▶ _Stored records_
========

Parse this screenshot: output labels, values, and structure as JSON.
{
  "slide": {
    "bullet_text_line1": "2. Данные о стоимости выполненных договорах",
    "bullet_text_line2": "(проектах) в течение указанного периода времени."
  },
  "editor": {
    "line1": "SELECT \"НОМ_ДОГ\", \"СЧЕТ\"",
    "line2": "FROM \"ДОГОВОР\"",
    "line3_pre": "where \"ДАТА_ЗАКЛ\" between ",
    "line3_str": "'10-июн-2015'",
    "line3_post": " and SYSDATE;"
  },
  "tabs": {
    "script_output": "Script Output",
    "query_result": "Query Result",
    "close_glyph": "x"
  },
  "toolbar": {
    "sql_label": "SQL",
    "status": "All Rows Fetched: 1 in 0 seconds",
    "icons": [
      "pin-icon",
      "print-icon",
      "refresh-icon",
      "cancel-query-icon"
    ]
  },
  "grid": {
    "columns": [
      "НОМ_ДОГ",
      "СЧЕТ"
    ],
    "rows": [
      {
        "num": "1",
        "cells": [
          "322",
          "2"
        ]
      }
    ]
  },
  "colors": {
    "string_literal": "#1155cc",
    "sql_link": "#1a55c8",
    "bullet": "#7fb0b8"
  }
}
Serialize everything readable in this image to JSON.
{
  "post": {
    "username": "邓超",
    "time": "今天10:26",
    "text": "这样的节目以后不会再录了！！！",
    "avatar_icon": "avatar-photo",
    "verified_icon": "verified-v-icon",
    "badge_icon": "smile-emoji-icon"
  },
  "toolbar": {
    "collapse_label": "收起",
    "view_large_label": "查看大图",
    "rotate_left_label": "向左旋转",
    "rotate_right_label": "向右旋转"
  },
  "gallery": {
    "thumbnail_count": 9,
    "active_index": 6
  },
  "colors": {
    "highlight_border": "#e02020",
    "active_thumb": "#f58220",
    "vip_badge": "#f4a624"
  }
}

========

▶ _OBJECTIVE_
Give only the number of lines in the records that include the word "this".

▶ _THE REPLY_
2